- [Required work]
Draw out every line with the word "coordenadas" from the listing below.

──────── Supplied data

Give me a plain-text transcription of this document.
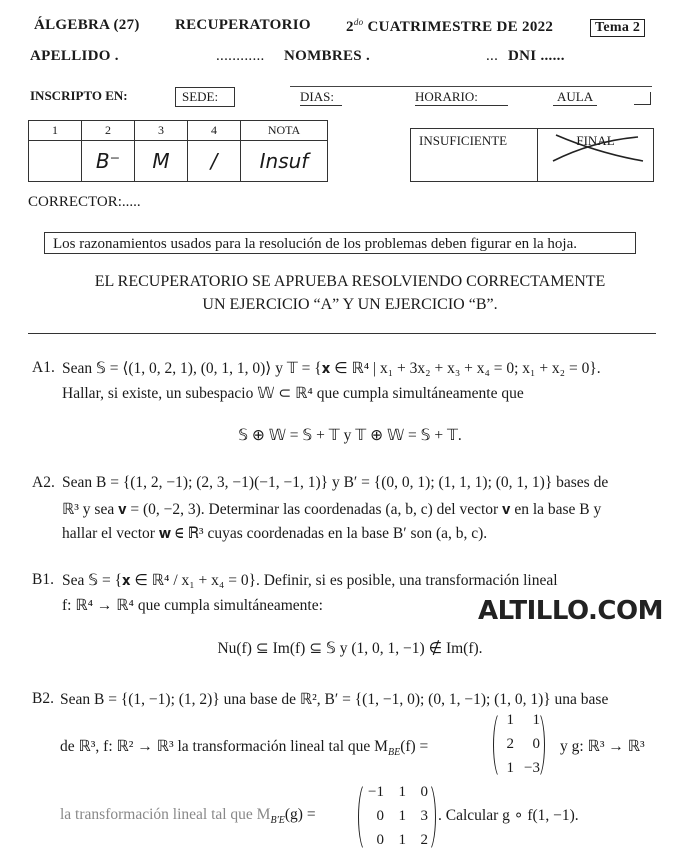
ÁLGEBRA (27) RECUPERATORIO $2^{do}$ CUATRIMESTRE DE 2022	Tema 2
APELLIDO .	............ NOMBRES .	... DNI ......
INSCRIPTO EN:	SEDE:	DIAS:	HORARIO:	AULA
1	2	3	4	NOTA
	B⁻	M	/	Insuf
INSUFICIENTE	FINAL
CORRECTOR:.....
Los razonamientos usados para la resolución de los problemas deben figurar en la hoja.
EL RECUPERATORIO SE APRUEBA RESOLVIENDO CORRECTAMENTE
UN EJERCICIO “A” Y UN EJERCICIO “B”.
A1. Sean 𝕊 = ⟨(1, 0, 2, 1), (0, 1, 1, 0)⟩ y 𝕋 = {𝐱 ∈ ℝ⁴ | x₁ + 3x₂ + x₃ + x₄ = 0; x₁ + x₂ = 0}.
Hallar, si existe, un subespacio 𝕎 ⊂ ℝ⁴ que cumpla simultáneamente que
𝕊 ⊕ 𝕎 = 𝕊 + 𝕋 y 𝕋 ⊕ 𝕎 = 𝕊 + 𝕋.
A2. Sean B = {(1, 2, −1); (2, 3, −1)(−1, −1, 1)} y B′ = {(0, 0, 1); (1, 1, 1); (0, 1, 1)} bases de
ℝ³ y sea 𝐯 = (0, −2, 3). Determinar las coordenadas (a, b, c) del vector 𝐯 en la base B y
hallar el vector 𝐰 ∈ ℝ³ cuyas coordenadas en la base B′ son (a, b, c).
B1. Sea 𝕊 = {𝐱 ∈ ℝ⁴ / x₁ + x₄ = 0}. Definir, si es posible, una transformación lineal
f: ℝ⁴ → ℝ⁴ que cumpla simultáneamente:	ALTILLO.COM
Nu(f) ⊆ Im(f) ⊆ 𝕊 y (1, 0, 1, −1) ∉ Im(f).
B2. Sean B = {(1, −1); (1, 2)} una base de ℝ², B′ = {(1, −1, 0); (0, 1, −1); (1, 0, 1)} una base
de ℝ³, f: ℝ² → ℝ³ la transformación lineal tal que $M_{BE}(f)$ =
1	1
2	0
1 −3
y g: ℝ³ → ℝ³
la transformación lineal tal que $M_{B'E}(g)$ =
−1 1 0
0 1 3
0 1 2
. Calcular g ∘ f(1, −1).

────────────────
──────── Supplied data

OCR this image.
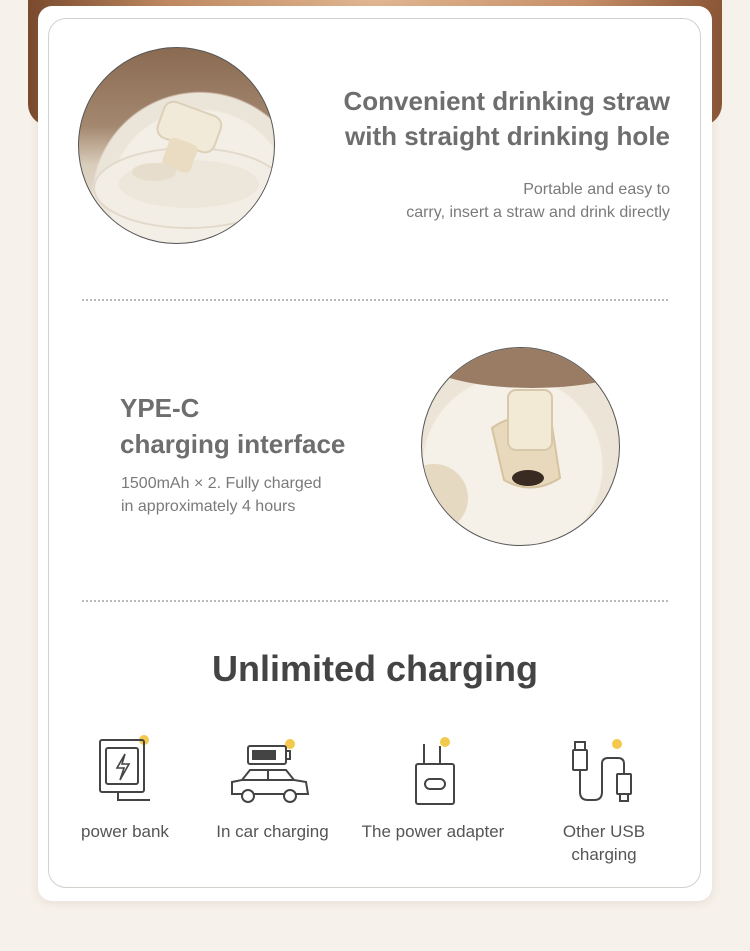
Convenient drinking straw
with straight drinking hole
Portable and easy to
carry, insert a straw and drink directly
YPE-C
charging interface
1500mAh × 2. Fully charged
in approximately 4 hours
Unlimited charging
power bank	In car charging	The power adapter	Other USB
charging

────────────────
──────── Supplied data

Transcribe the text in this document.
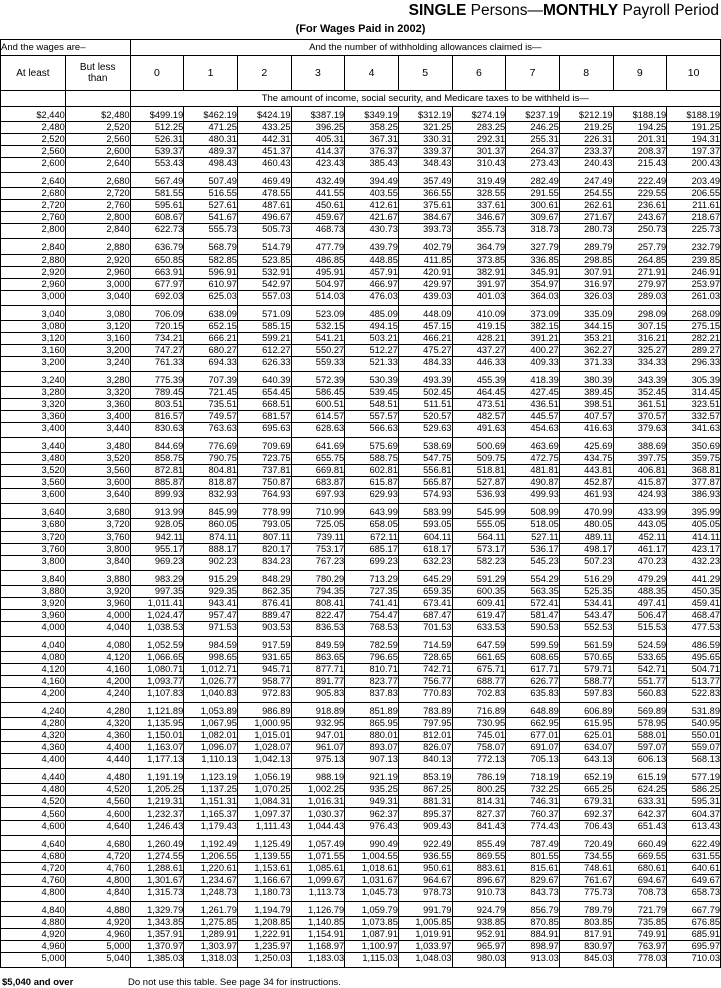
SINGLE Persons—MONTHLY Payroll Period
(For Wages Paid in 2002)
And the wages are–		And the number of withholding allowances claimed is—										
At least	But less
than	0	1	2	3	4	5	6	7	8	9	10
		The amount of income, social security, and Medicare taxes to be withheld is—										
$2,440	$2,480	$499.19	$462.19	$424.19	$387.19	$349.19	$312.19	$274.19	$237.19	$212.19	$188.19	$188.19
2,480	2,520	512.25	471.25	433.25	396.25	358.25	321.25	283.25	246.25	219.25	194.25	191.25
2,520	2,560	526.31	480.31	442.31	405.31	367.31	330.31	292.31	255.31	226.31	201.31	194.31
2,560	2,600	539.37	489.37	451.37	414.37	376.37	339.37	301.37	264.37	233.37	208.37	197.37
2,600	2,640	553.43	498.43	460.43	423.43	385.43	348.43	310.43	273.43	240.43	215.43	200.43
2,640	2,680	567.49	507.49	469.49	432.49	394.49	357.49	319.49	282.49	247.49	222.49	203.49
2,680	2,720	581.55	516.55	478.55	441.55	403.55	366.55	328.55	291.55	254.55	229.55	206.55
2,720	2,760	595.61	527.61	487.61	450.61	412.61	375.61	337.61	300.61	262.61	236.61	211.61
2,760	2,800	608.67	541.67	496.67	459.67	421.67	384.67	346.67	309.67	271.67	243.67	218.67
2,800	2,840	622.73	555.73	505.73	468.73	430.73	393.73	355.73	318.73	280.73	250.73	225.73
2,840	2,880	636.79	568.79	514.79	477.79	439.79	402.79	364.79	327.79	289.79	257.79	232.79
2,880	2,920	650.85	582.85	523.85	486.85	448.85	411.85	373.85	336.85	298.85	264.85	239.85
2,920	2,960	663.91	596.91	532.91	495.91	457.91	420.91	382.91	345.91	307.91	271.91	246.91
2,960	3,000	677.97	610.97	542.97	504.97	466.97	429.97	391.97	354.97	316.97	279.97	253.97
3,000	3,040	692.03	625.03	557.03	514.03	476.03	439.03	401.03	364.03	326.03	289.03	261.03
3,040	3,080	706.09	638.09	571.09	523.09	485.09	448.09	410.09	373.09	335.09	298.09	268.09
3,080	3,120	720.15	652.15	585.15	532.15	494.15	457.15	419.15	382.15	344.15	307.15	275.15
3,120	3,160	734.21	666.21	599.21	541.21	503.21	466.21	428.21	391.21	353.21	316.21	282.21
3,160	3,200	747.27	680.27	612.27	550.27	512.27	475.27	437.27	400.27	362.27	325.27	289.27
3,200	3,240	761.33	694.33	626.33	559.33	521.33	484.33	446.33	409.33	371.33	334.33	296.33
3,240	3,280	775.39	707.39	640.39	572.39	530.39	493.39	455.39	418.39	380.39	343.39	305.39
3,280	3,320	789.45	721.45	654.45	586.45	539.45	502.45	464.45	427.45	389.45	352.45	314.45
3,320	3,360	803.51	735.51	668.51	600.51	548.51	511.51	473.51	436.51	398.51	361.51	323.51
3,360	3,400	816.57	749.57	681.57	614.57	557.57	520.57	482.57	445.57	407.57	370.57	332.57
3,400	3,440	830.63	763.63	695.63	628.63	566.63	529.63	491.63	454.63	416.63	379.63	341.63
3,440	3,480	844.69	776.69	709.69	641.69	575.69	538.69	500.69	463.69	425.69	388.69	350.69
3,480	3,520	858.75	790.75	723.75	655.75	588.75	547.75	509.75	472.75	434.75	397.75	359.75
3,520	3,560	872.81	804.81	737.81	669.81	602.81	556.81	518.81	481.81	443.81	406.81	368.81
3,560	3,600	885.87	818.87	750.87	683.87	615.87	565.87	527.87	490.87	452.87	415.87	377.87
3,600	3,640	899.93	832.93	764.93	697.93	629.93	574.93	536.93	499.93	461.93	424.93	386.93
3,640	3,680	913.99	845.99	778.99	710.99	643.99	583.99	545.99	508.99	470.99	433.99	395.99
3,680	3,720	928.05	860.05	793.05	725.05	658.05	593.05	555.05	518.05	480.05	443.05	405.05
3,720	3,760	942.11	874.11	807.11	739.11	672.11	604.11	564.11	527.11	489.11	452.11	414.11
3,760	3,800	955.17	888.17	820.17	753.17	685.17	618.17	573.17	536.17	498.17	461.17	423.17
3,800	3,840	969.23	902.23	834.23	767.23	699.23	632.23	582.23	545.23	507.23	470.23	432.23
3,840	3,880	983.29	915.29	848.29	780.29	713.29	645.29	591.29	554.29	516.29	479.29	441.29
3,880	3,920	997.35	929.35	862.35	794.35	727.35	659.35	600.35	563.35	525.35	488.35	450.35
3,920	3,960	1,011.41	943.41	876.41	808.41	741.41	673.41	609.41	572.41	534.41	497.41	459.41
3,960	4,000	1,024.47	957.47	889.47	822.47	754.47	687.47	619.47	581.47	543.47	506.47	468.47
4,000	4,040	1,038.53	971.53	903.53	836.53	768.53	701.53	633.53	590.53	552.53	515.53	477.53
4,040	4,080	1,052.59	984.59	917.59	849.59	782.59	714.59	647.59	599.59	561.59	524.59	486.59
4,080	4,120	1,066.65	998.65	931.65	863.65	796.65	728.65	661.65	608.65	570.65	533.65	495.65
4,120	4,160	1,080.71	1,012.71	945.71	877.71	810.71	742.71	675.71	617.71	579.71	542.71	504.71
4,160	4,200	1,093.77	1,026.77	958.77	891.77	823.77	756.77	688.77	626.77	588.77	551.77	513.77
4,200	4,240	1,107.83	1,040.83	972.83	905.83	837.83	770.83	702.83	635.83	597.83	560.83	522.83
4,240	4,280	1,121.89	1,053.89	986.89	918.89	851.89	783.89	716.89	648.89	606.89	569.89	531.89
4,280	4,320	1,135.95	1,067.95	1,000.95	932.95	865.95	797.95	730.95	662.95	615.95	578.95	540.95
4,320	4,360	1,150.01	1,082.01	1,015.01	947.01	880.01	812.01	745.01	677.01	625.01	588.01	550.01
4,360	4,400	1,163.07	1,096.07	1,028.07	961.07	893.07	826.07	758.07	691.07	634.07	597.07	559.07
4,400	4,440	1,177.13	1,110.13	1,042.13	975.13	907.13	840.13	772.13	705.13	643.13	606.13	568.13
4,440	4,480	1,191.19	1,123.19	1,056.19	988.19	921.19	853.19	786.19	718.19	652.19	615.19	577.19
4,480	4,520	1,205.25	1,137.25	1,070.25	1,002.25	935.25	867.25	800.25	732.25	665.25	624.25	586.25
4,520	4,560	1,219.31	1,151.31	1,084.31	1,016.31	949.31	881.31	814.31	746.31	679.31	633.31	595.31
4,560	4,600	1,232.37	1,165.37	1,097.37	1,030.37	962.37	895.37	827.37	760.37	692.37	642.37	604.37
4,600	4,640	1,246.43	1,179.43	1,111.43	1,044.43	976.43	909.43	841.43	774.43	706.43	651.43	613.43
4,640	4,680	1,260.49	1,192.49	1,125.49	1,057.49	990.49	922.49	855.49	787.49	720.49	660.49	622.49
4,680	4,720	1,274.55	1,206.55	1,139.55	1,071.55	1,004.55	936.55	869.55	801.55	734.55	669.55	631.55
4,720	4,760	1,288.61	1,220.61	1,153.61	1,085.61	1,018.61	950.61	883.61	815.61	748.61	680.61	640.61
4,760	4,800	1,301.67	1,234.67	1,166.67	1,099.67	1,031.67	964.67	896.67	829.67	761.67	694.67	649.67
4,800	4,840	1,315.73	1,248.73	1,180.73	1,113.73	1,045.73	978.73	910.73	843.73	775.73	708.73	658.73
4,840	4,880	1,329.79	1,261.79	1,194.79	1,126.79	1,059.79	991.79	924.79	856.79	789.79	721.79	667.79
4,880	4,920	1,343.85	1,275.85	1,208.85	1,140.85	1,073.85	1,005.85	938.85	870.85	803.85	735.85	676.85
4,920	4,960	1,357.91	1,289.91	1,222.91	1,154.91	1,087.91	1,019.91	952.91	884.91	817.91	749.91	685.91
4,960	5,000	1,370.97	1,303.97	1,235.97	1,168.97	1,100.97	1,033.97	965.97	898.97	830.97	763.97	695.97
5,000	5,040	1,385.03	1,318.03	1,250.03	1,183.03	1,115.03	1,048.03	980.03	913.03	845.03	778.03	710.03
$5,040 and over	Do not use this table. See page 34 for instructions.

────────────────

- [Worked answer]
ℝ³ y sea 𝐯 = (0, −2, 3). Determinar las coordenadas (a, b, c) del vector 𝐯 en la base B y
hallar el vector 𝐰 ∈ ℝ³ cuyas coordenadas en la base B′ son (a, b, c).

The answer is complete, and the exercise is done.